AIM. Repeat the data word for word. Do not include the pictures.

RECORDS PROVIDED.
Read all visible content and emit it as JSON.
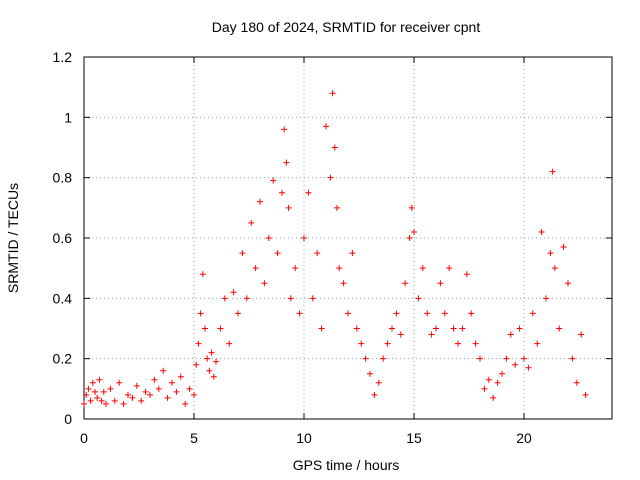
{
  "chart_data": {
    "type": "scatter",
    "title": "Day 180 of 2024, SRMTID for receiver cpnt",
    "xlabel": "GPS time / hours",
    "ylabel": "SRMTID / TECUs",
    "xlim": [
      0,
      24
    ],
    "ylim": [
      0,
      1.2
    ],
    "xticks": [
      0,
      5,
      10,
      15,
      20
    ],
    "xtick_labels": [
      "0",
      "5",
      "10",
      "15",
      "20"
    ],
    "yticks": [
      0,
      0.2,
      0.4,
      0.6,
      0.8,
      1,
      1.2
    ],
    "ytick_labels": [
      "0",
      "0.2",
      "0.4",
      "0.6",
      "0.8",
      "1",
      "1.2"
    ],
    "grid": true,
    "marker": "+",
    "color": "#ff0000",
    "series": [
      {
        "name": "SRMTID",
        "x": [
          0.0,
          0.1,
          0.2,
          0.3,
          0.4,
          0.5,
          0.6,
          0.7,
          0.8,
          0.9,
          1.0,
          1.2,
          1.4,
          1.6,
          1.8,
          2.0,
          2.2,
          2.4,
          2.6,
          2.8,
          3.0,
          3.2,
          3.4,
          3.6,
          3.8,
          4.0,
          4.2,
          4.4,
          4.6,
          4.8,
          5.0,
          5.1,
          5.2,
          5.3,
          5.4,
          5.5,
          5.6,
          5.7,
          5.8,
          5.9,
          6.0,
          6.2,
          6.4,
          6.6,
          6.8,
          7.0,
          7.2,
          7.4,
          7.6,
          7.8,
          8.0,
          8.2,
          8.4,
          8.6,
          8.8,
          9.0,
          9.1,
          9.2,
          9.3,
          9.4,
          9.6,
          9.8,
          10.0,
          10.2,
          10.4,
          10.6,
          10.8,
          11.0,
          11.2,
          11.3,
          11.4,
          11.5,
          11.6,
          11.8,
          12.0,
          12.2,
          12.4,
          12.6,
          12.8,
          13.0,
          13.2,
          13.4,
          13.6,
          13.8,
          14.0,
          14.2,
          14.4,
          14.6,
          14.8,
          14.9,
          15.0,
          15.2,
          15.4,
          15.6,
          15.8,
          16.0,
          16.2,
          16.4,
          16.6,
          16.8,
          17.0,
          17.2,
          17.4,
          17.6,
          17.8,
          18.0,
          18.2,
          18.4,
          18.6,
          18.8,
          19.0,
          19.2,
          19.4,
          19.6,
          19.8,
          20.0,
          20.2,
          20.4,
          20.6,
          20.8,
          21.0,
          21.2,
          21.3,
          21.4,
          21.6,
          21.8,
          22.0,
          22.2,
          22.4,
          22.6,
          22.8
        ],
        "y": [
          0.05,
          0.08,
          0.1,
          0.06,
          0.12,
          0.09,
          0.07,
          0.13,
          0.06,
          0.09,
          0.05,
          0.1,
          0.06,
          0.12,
          0.05,
          0.08,
          0.07,
          0.11,
          0.06,
          0.09,
          0.08,
          0.13,
          0.1,
          0.16,
          0.07,
          0.12,
          0.09,
          0.14,
          0.05,
          0.1,
          0.08,
          0.18,
          0.25,
          0.35,
          0.48,
          0.3,
          0.2,
          0.16,
          0.22,
          0.14,
          0.19,
          0.3,
          0.4,
          0.25,
          0.42,
          0.35,
          0.55,
          0.4,
          0.65,
          0.5,
          0.72,
          0.45,
          0.6,
          0.79,
          0.55,
          0.75,
          0.96,
          0.85,
          0.7,
          0.4,
          0.5,
          0.35,
          0.6,
          0.75,
          0.4,
          0.55,
          0.3,
          0.97,
          0.8,
          1.08,
          0.9,
          0.7,
          0.5,
          0.45,
          0.35,
          0.55,
          0.3,
          0.25,
          0.2,
          0.15,
          0.08,
          0.12,
          0.2,
          0.25,
          0.3,
          0.35,
          0.28,
          0.45,
          0.6,
          0.7,
          0.62,
          0.4,
          0.5,
          0.35,
          0.28,
          0.3,
          0.45,
          0.35,
          0.5,
          0.3,
          0.25,
          0.3,
          0.48,
          0.35,
          0.25,
          0.2,
          0.1,
          0.13,
          0.07,
          0.12,
          0.15,
          0.2,
          0.28,
          0.18,
          0.3,
          0.2,
          0.17,
          0.35,
          0.25,
          0.62,
          0.4,
          0.55,
          0.82,
          0.5,
          0.3,
          0.57,
          0.45,
          0.2,
          0.12,
          0.28,
          0.08
        ]
      }
    ]
  }
}
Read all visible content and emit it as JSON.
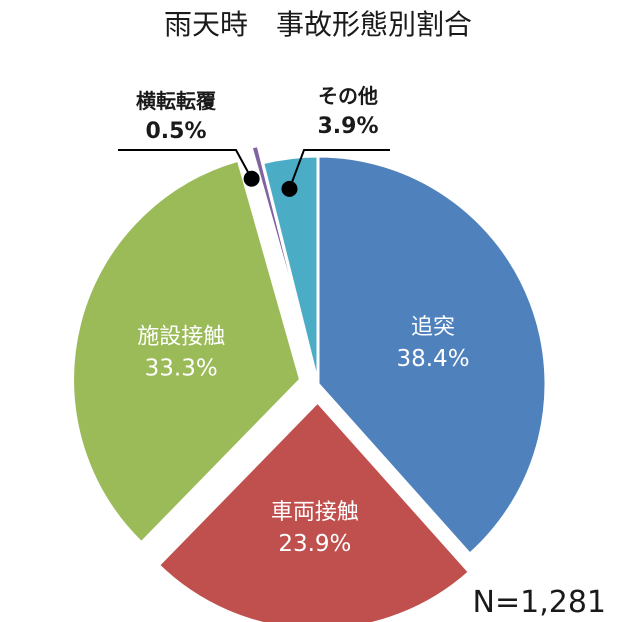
{
  "chart_data": {
    "type": "pie",
    "title": "雨天時　事故形態別割合",
    "note": "N=1,281",
    "slices": [
      {
        "label": "追突",
        "value": 38.4,
        "value_label": "38.4%",
        "color": "#4f81bd",
        "exploded": false,
        "outside_label": false
      },
      {
        "label": "車両接触",
        "value": 23.9,
        "value_label": "23.9%",
        "color": "#c0504d",
        "exploded": true,
        "outside_label": false
      },
      {
        "label": "施設接触",
        "value": 33.3,
        "value_label": "33.3%",
        "color": "#9bbb59",
        "exploded": true,
        "outside_label": false
      },
      {
        "label": "横転転覆",
        "value": 0.5,
        "value_label": "0.5%",
        "color": "#8064a2",
        "exploded": true,
        "outside_label": true
      },
      {
        "label": "その他",
        "value": 3.9,
        "value_label": "3.9%",
        "color": "#4bacc6",
        "exploded": false,
        "outside_label": true
      }
    ],
    "start_angle_deg": 0,
    "direction": "clockwise"
  }
}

EXPECTED ANSWER.
Read all visible content and emit it as JSON.
{
  "chart_data": {
    "type": "scatter",
    "title": "Day 180 of 2024, SRMTID for receiver cpnt",
    "xlabel": "GPS time / hours",
    "ylabel": "SRMTID / TECUs",
    "xlim": [
      0,
      24
    ],
    "ylim": [
      0,
      1.2
    ],
    "xticks": [
      0,
      5,
      10,
      15,
      20
    ],
    "xtick_labels": [
      "0",
      "5",
      "10",
      "15",
      "20"
    ],
    "yticks": [
      0,
      0.2,
      0.4,
      0.6,
      0.8,
      1,
      1.2
    ],
    "ytick_labels": [
      "0",
      "0.2",
      "0.4",
      "0.6",
      "0.8",
      "1",
      "1.2"
    ],
    "grid": true,
    "marker": "+",
    "color": "#ff0000",
    "series": [
      {
        "name": "SRMTID",
        "x": [
          0.0,
          0.1,
          0.2,
          0.3,
          0.4,
          0.5,
          0.6,
          0.7,
          0.8,
          0.9,
          1.0,
          1.2,
          1.4,
          1.6,
          1.8,
          2.0,
          2.2,
          2.4,
          2.6,
          2.8,
          3.0,
          3.2,
          3.4,
          3.6,
          3.8,
          4.0,
          4.2,
          4.4,
          4.6,
          4.8,
          5.0,
          5.1,
          5.2,
          5.3,
          5.4,
          5.5,
          5.6,
          5.7,
          5.8,
          5.9,
          6.0,
          6.2,
          6.4,
          6.6,
          6.8,
          7.0,
          7.2,
          7.4,
          7.6,
          7.8,
          8.0,
          8.2,
          8.4,
          8.6,
          8.8,
          9.0,
          9.1,
          9.2,
          9.3,
          9.4,
          9.6,
          9.8,
          10.0,
          10.2,
          10.4,
          10.6,
          10.8,
          11.0,
          11.2,
          11.3,
          11.4,
          11.5,
          11.6,
          11.8,
          12.0,
          12.2,
          12.4,
          12.6,
          12.8,
          13.0,
          13.2,
          13.4,
          13.6,
          13.8,
          14.0,
          14.2,
          14.4,
          14.6,
          14.8,
          14.9,
          15.0,
          15.2,
          15.4,
          15.6,
          15.8,
          16.0,
          16.2,
          16.4,
          16.6,
          16.8,
          17.0,
          17.2,
          17.4,
          17.6,
          17.8,
          18.0,
          18.2,
          18.4,
          18.6,
          18.8,
          19.0,
          19.2,
          19.4,
          19.6,
          19.8,
          20.0,
          20.2,
          20.4,
          20.6,
          20.8,
          21.0,
          21.2,
          21.3,
          21.4,
          21.6,
          21.8,
          22.0,
          22.2,
          22.4,
          22.6,
          22.8
        ],
        "y": [
          0.05,
          0.08,
          0.1,
          0.06,
          0.12,
          0.09,
          0.07,
          0.13,
          0.06,
          0.09,
          0.05,
          0.1,
          0.06,
          0.12,
          0.05,
          0.08,
          0.07,
          0.11,
          0.06,
          0.09,
          0.08,
          0.13,
          0.1,
          0.16,
          0.07,
          0.12,
          0.09,
          0.14,
          0.05,
          0.1,
          0.08,
          0.18,
          0.25,
          0.35,
          0.48,
          0.3,
          0.2,
          0.16,
          0.22,
          0.14,
          0.19,
          0.3,
          0.4,
          0.25,
          0.42,
          0.35,
          0.55,
          0.4,
          0.65,
          0.5,
          0.72,
          0.45,
          0.6,
          0.79,
          0.55,
          0.75,
          0.96,
          0.85,
          0.7,
          0.4,
          0.5,
          0.35,
          0.6,
          0.75,
          0.4,
          0.55,
          0.3,
          0.97,
          0.8,
          1.08,
          0.9,
          0.7,
          0.5,
          0.45,
          0.35,
          0.55,
          0.3,
          0.25,
          0.2,
          0.15,
          0.08,
          0.12,
          0.2,
          0.25,
          0.3,
          0.35,
          0.28,
          0.45,
          0.6,
          0.7,
          0.62,
          0.4,
          0.5,
          0.35,
          0.28,
          0.3,
          0.45,
          0.35,
          0.5,
          0.3,
          0.25,
          0.3,
          0.48,
          0.35,
          0.25,
          0.2,
          0.1,
          0.13,
          0.07,
          0.12,
          0.15,
          0.2,
          0.28,
          0.18,
          0.3,
          0.2,
          0.17,
          0.35,
          0.25,
          0.62,
          0.4,
          0.55,
          0.82,
          0.5,
          0.3,
          0.57,
          0.45,
          0.2,
          0.12,
          0.28,
          0.08
        ]
      }
    ]
  }
}
Read all visible content and emit it as JSON.
{
  "chart_data": {
    "type": "pie",
    "title": "雨天時　事故形態別割合",
    "note": "N=1,281",
    "slices": [
      {
        "label": "追突",
        "value": 38.4,
        "value_label": "38.4%",
        "color": "#4f81bd",
        "exploded": false,
        "outside_label": false
      },
      {
        "label": "車両接触",
        "value": 23.9,
        "value_label": "23.9%",
        "color": "#c0504d",
        "exploded": true,
        "outside_label": false
      },
      {
        "label": "施設接触",
        "value": 33.3,
        "value_label": "33.3%",
        "color": "#9bbb59",
        "exploded": true,
        "outside_label": false
      },
      {
        "label": "横転転覆",
        "value": 0.5,
        "value_label": "0.5%",
        "color": "#8064a2",
        "exploded": true,
        "outside_label": true
      },
      {
        "label": "その他",
        "value": 3.9,
        "value_label": "3.9%",
        "color": "#4bacc6",
        "exploded": false,
        "outside_label": true
      }
    ],
    "start_angle_deg": 0,
    "direction": "clockwise"
  }
}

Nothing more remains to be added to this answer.